Required task
Your task is to copy each line that has the word "Galenik".

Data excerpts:
start
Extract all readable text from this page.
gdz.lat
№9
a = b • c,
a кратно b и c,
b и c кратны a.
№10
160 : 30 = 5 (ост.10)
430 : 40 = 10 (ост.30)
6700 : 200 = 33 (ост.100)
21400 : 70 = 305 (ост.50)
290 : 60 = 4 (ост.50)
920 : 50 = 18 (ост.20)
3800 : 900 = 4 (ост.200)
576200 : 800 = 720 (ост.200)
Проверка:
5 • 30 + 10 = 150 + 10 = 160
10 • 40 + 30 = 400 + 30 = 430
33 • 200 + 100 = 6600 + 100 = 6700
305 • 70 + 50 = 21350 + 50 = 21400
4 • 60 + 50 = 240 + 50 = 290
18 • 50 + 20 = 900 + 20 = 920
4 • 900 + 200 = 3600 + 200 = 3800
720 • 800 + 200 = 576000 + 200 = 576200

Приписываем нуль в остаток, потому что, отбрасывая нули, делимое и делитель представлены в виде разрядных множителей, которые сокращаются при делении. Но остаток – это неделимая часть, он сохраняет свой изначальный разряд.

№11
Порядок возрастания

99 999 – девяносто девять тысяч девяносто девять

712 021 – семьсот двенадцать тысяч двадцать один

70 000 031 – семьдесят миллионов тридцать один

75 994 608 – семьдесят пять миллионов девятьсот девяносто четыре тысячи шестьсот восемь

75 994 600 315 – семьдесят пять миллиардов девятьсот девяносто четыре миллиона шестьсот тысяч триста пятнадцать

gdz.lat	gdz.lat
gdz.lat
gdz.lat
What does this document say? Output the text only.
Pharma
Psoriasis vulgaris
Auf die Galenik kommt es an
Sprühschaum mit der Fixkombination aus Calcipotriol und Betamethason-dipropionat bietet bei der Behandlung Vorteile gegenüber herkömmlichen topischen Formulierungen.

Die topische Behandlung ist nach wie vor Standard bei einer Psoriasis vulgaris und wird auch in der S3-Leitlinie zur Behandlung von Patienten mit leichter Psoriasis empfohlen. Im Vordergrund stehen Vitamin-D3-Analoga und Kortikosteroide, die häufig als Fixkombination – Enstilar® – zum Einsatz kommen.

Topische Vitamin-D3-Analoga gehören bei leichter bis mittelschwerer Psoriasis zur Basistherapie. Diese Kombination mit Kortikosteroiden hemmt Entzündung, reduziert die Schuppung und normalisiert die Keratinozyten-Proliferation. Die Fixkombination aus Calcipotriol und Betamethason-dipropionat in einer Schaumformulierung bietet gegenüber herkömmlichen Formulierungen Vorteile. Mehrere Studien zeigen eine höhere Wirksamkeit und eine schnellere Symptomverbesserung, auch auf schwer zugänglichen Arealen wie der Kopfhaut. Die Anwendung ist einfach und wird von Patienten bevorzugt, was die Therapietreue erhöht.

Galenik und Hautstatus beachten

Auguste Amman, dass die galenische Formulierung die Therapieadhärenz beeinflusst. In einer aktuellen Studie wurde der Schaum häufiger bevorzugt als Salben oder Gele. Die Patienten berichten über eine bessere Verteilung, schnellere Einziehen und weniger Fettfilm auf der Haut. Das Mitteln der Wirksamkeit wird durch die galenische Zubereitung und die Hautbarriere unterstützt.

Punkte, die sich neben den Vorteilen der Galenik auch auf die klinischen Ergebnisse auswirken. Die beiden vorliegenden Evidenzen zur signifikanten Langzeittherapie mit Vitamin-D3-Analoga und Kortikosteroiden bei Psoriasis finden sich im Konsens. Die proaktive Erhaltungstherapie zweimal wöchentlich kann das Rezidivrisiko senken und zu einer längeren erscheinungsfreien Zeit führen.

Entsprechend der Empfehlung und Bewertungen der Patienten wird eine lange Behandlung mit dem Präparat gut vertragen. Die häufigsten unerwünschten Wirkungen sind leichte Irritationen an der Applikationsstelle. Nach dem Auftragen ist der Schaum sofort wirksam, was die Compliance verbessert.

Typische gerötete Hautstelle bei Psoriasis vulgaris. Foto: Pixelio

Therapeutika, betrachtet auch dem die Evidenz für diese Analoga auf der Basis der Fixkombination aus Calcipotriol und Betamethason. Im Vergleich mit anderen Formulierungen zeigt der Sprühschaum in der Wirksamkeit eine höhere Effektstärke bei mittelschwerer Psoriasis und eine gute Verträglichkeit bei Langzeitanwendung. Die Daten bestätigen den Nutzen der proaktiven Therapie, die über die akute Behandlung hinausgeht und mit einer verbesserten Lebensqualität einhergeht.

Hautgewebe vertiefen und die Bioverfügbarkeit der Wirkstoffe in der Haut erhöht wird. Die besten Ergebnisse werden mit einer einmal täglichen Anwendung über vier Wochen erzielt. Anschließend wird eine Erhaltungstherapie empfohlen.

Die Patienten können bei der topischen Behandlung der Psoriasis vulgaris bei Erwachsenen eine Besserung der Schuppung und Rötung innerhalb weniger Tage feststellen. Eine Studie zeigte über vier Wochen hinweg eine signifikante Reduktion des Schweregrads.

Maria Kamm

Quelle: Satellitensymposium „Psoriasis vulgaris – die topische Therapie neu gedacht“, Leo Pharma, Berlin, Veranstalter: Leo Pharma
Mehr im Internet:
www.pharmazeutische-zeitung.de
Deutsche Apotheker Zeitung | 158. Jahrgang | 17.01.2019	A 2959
end
start
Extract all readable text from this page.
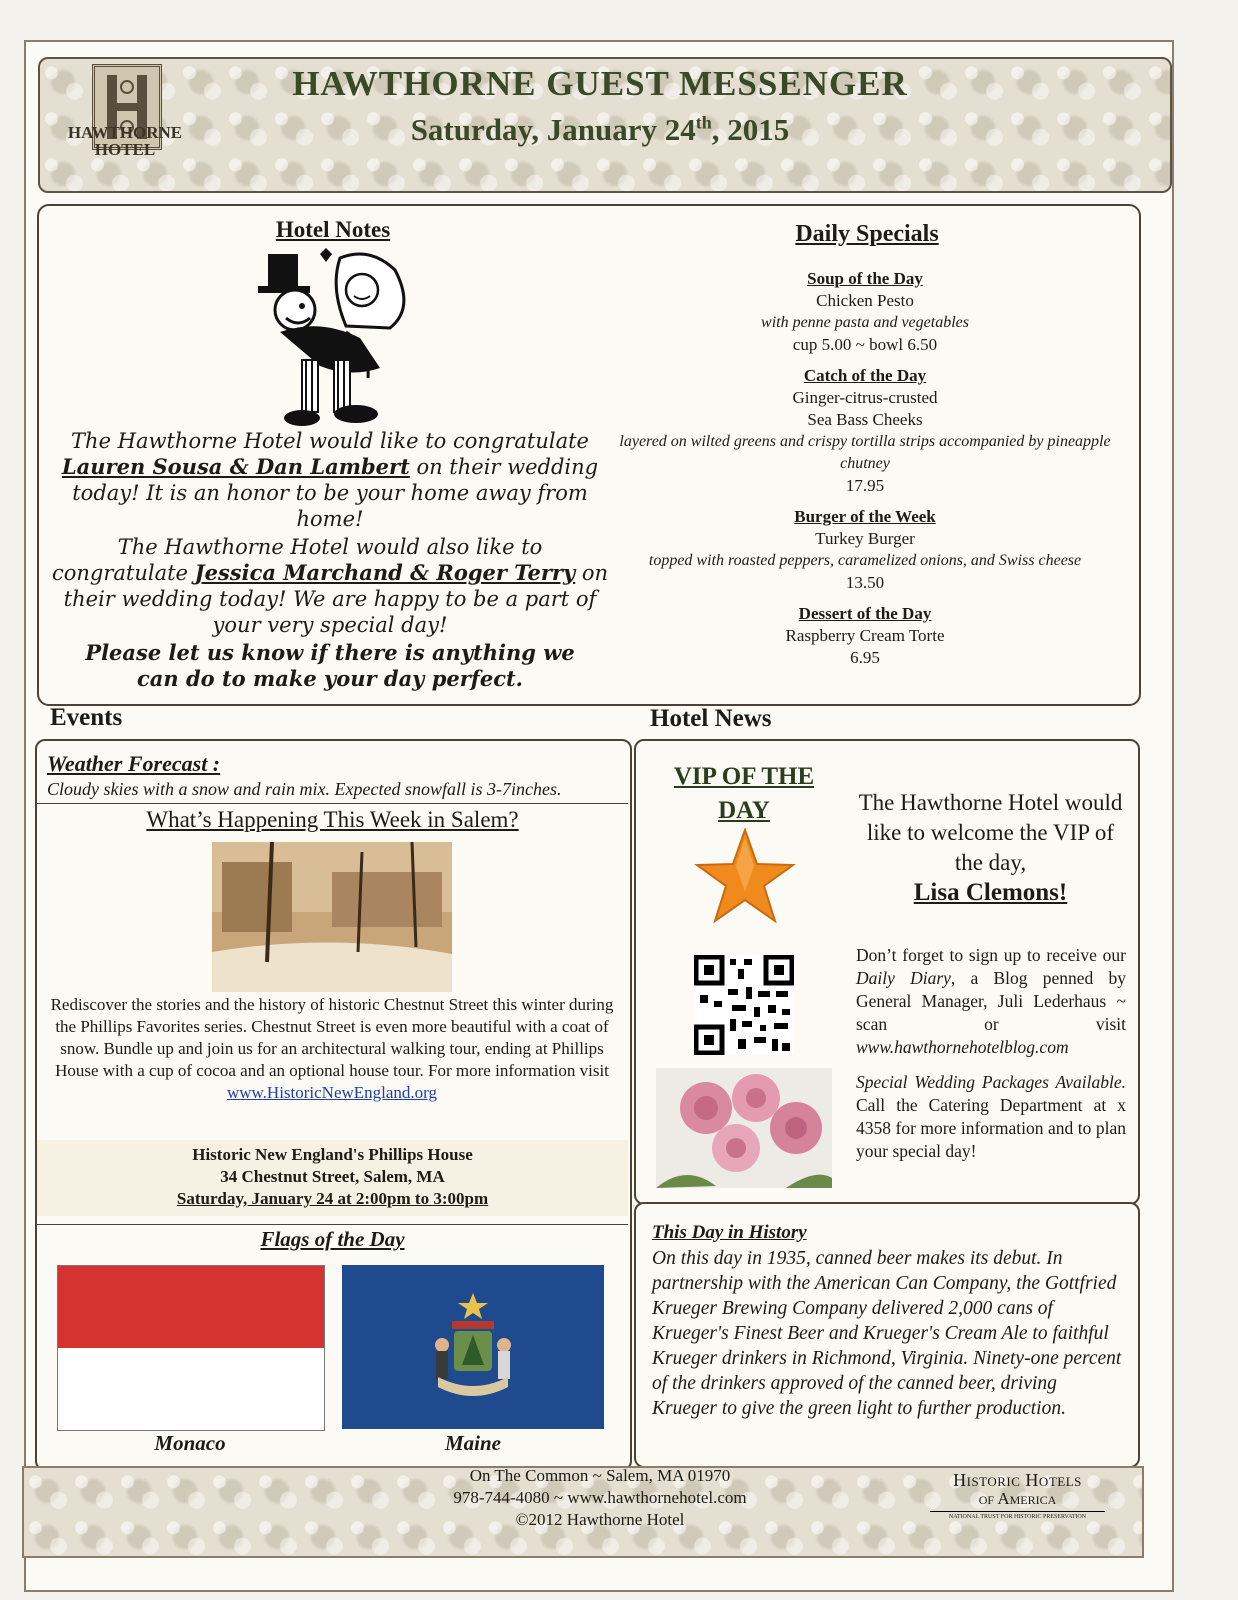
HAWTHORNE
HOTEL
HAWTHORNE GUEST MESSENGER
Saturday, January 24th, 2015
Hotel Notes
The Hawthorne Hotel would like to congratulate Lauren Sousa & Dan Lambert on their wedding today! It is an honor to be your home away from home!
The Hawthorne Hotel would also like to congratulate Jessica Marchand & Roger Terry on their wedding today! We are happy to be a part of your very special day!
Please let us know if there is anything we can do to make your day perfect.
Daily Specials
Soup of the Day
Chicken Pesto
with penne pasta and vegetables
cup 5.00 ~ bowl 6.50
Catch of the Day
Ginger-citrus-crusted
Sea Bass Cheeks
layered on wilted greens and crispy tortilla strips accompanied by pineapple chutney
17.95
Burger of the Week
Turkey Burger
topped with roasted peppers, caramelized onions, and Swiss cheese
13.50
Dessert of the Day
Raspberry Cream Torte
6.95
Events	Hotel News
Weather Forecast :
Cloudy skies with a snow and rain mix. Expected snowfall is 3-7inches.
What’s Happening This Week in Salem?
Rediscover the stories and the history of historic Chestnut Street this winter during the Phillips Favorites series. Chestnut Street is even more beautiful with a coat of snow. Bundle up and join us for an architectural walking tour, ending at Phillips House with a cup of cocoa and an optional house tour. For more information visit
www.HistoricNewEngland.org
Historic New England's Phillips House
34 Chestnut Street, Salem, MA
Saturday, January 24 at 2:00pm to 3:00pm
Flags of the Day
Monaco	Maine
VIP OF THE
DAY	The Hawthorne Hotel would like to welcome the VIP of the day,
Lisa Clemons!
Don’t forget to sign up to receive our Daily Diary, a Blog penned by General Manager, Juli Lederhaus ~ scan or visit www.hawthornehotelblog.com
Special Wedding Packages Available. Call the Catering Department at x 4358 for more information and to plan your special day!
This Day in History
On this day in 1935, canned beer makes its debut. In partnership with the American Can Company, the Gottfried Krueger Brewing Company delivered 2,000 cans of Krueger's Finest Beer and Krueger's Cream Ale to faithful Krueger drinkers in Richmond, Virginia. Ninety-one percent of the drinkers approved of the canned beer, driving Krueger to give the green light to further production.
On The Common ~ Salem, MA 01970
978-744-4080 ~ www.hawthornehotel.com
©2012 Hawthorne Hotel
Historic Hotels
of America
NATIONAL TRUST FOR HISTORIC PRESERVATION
end
Answer below
Auf die Galenik kommt es an
Galenik und Hautstatus beachten
Punkte, die sich neben den Vorteilen der Galenik auch auf die klinischen Ergebnisse auswirken. Die beiden vorliegenden Evidenzen zur signifikanten Langzeittherapie mit Vitamin-D3-Analoga und Kortikosteroiden bei Psoriasis finden sich im Konsens. Die proaktive Erhaltungstherapie zweimal wöchentlich kann das Rezidivrisiko senken und zu einer längeren erscheinungsfreien Zeit führen.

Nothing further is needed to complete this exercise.